Extracted records
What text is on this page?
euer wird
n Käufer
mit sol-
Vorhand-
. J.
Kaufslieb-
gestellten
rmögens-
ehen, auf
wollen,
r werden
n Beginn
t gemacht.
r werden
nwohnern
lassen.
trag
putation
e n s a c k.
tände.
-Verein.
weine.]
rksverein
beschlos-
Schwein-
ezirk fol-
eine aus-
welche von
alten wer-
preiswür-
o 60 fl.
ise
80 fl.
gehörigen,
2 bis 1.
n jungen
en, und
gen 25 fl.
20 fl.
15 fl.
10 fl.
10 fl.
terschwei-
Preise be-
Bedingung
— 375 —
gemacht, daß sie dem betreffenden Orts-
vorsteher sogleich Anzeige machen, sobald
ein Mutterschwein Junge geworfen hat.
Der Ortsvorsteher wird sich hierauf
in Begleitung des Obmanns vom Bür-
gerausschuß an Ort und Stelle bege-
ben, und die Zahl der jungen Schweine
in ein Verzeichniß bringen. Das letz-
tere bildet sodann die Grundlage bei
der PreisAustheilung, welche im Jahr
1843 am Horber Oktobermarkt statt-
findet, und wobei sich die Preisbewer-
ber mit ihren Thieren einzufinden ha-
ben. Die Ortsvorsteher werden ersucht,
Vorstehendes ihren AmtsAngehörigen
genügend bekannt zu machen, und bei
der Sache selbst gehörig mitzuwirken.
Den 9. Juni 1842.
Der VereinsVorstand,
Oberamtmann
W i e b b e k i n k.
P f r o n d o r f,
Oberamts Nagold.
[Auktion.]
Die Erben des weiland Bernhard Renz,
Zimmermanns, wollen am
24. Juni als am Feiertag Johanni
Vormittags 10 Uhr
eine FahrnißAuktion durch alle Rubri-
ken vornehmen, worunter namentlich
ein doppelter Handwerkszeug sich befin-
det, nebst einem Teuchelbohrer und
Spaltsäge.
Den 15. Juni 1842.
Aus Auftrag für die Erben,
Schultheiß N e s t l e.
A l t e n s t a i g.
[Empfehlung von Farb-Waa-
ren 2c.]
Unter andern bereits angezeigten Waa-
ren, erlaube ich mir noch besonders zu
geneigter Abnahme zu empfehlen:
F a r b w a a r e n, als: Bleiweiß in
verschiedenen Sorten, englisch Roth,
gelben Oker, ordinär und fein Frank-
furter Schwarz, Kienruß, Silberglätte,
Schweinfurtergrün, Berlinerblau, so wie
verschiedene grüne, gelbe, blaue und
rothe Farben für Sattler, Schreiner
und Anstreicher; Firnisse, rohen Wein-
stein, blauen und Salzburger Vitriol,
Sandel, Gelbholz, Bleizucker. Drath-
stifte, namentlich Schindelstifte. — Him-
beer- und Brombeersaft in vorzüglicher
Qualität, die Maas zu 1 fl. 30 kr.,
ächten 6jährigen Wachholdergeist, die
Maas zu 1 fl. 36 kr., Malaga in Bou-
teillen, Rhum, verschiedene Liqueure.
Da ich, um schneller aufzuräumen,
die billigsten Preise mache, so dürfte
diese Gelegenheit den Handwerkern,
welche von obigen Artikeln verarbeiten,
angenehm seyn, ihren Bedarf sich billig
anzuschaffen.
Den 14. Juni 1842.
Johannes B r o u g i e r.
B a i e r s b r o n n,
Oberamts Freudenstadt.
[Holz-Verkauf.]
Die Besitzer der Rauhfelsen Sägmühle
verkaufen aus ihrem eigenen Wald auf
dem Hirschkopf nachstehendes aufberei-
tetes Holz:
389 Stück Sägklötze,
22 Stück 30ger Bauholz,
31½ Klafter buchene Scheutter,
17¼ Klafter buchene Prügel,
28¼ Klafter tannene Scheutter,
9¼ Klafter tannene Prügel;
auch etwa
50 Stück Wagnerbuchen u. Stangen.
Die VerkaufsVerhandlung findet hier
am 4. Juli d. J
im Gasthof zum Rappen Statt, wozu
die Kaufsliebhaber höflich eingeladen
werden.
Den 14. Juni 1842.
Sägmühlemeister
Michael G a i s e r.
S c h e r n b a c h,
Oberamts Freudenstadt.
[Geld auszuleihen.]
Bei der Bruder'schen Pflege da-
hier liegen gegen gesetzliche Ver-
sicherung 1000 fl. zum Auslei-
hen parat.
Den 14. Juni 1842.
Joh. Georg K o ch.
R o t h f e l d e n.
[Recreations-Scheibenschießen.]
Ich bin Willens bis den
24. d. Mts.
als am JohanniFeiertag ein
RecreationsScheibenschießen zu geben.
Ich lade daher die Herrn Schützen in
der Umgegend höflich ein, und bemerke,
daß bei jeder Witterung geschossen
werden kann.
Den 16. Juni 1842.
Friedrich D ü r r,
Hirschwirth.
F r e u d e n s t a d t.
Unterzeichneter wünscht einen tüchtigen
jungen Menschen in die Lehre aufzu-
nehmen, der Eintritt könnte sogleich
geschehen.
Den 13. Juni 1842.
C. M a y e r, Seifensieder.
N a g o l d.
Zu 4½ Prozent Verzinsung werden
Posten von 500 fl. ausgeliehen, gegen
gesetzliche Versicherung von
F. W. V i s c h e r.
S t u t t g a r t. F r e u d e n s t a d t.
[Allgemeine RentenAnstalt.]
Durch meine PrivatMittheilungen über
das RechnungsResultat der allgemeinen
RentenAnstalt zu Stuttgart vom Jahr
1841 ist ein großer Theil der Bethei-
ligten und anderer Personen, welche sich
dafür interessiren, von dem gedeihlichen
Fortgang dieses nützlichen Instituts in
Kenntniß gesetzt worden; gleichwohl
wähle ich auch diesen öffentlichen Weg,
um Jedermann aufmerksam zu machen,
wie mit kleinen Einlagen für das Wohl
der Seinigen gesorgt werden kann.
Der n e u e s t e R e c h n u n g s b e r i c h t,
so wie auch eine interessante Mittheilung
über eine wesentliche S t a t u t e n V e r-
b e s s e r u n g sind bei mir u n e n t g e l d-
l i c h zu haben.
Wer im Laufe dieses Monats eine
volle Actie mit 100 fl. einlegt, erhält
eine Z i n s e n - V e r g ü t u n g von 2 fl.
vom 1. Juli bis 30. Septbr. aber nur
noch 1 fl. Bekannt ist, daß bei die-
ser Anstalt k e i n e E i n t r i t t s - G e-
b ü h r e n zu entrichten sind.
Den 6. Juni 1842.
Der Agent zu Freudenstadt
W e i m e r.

▶ _YOUR TASK_: Transcribe all of the lines in the records precisely.

▶ _FULL ANSWER_:
What text is on this page?
euer wird
n Käufer
mit sol-
Vorhand-
. J.
Kaufslieb-
gestellten
rmögens-
ehen, auf
wollen,
r werden
n Beginn
t gemacht.
r werden
nwohnern
lassen.
trag
putation
e n s a c k.
tände.
-Verein.
weine.]
rksverein
beschlos-
Schwein-
ezirk fol-
eine aus-
welche von
alten wer-
preiswür-
o 60 fl.
ise
80 fl.
gehörigen,
2 bis 1.
n jungen
en, und
gen 25 fl.
20 fl.
15 fl.
10 fl.
10 fl.
terschwei-
Preise be-
Bedingung
— 375 —
gemacht, daß sie dem betreffenden Orts-
vorsteher sogleich Anzeige machen, sobald
ein Mutterschwein Junge geworfen hat.
Der Ortsvorsteher wird sich hierauf
in Begleitung des Obmanns vom Bür-
gerausschuß an Ort und Stelle bege-
ben, und die Zahl der jungen Schweine
in ein Verzeichniß bringen. Das letz-
tere bildet sodann die Grundlage bei
der PreisAustheilung, welche im Jahr
1843 am Horber Oktobermarkt statt-
findet, und wobei sich die Preisbewer-
ber mit ihren Thieren einzufinden ha-
ben. Die Ortsvorsteher werden ersucht,
Vorstehendes ihren AmtsAngehörigen
genügend bekannt zu machen, und bei
der Sache selbst gehörig mitzuwirken.
Den 9. Juni 1842.
Der VereinsVorstand,
Oberamtmann
W i e b b e k i n k.
P f r o n d o r f,
Oberamts Nagold.
[Auktion.]
Die Erben des weiland Bernhard Renz,
Zimmermanns, wollen am
24. Juni als am Feiertag Johanni
Vormittags 10 Uhr
eine FahrnißAuktion durch alle Rubri-
ken vornehmen, worunter namentlich
ein doppelter Handwerkszeug sich befin-
det, nebst einem Teuchelbohrer und
Spaltsäge.
Den 15. Juni 1842.
Aus Auftrag für die Erben,
Schultheiß N e s t l e.
A l t e n s t a i g.
[Empfehlung von Farb-Waa-
ren 2c.]
Unter andern bereits angezeigten Waa-
ren, erlaube ich mir noch besonders zu
geneigter Abnahme zu empfehlen:
F a r b w a a r e n, als: Bleiweiß in
verschiedenen Sorten, englisch Roth,
gelben Oker, ordinär und fein Frank-
furter Schwarz, Kienruß, Silberglätte,
Schweinfurtergrün, Berlinerblau, so wie
verschiedene grüne, gelbe, blaue und
rothe Farben für Sattler, Schreiner
und Anstreicher; Firnisse, rohen Wein-
stein, blauen und Salzburger Vitriol,
Sandel, Gelbholz, Bleizucker. Drath-
stifte, namentlich Schindelstifte. — Him-
beer- und Brombeersaft in vorzüglicher
Qualität, die Maas zu 1 fl. 30 kr.,
ächten 6jährigen Wachholdergeist, die
Maas zu 1 fl. 36 kr., Malaga in Bou-
teillen, Rhum, verschiedene Liqueure.
Da ich, um schneller aufzuräumen,
die billigsten Preise mache, so dürfte
diese Gelegenheit den Handwerkern,
welche von obigen Artikeln verarbeiten,
angenehm seyn, ihren Bedarf sich billig
anzuschaffen.
Den 14. Juni 1842.
Johannes B r o u g i e r.
B a i e r s b r o n n,
Oberamts Freudenstadt.
[Holz-Verkauf.]
Die Besitzer der Rauhfelsen Sägmühle
verkaufen aus ihrem eigenen Wald auf
dem Hirschkopf nachstehendes aufberei-
tetes Holz:
389 Stück Sägklötze,
22 Stück 30ger Bauholz,
31½ Klafter buchene Scheutter,
17¼ Klafter buchene Prügel,
28¼ Klafter tannene Scheutter,
9¼ Klafter tannene Prügel;
auch etwa
50 Stück Wagnerbuchen u. Stangen.
Die VerkaufsVerhandlung findet hier
am 4. Juli d. J
im Gasthof zum Rappen Statt, wozu
die Kaufsliebhaber höflich eingeladen
werden.
Den 14. Juni 1842.
Sägmühlemeister
Michael G a i s e r.
S c h e r n b a c h,
Oberamts Freudenstadt.
[Geld auszuleihen.]
Bei der Bruder'schen Pflege da-
hier liegen gegen gesetzliche Ver-
sicherung 1000 fl. zum Auslei-
hen parat.
Den 14. Juni 1842.
Joh. Georg K o ch.
R o t h f e l d e n.
[Recreations-Scheibenschießen.]
Ich bin Willens bis den
24. d. Mts.
als am JohanniFeiertag ein
RecreationsScheibenschießen zu geben.
Ich lade daher die Herrn Schützen in
der Umgegend höflich ein, und bemerke,
daß bei jeder Witterung geschossen
werden kann.
Den 16. Juni 1842.
Friedrich D ü r r,
Hirschwirth.
F r e u d e n s t a d t.
Unterzeichneter wünscht einen tüchtigen
jungen Menschen in die Lehre aufzu-
nehmen, der Eintritt könnte sogleich
geschehen.
Den 13. Juni 1842.
C. M a y e r, Seifensieder.
N a g o l d.
Zu 4½ Prozent Verzinsung werden
Posten von 500 fl. ausgeliehen, gegen
gesetzliche Versicherung von
F. W. V i s c h e r.
S t u t t g a r t. F r e u d e n s t a d t.
[Allgemeine RentenAnstalt.]
Durch meine PrivatMittheilungen über
das RechnungsResultat der allgemeinen
RentenAnstalt zu Stuttgart vom Jahr
1841 ist ein großer Theil der Bethei-
ligten und anderer Personen, welche sich
dafür interessiren, von dem gedeihlichen
Fortgang dieses nützlichen Instituts in
Kenntniß gesetzt worden; gleichwohl
wähle ich auch diesen öffentlichen Weg,
um Jedermann aufmerksam zu machen,
wie mit kleinen Einlagen für das Wohl
der Seinigen gesorgt werden kann.
Der n e u e s t e R e c h n u n g s b e r i c h t,
so wie auch eine interessante Mittheilung
über eine wesentliche S t a t u t e n V e r-
b e s s e r u n g sind bei mir u n e n t g e l d-
l i c h zu haben.
Wer im Laufe dieses Monats eine
volle Actie mit 100 fl. einlegt, erhält
eine Z i n s e n - V e r g ü t u n g von 2 fl.
vom 1. Juli bis 30. Septbr. aber nur
noch 1 fl. Bekannt ist, daß bei die-
ser Anstalt k e i n e E i n t r i t t s - G e-
b ü h r e n zu entrichten sind.
Den 6. Juni 1842.
Der Agent zu Freudenstadt
W e i m e r.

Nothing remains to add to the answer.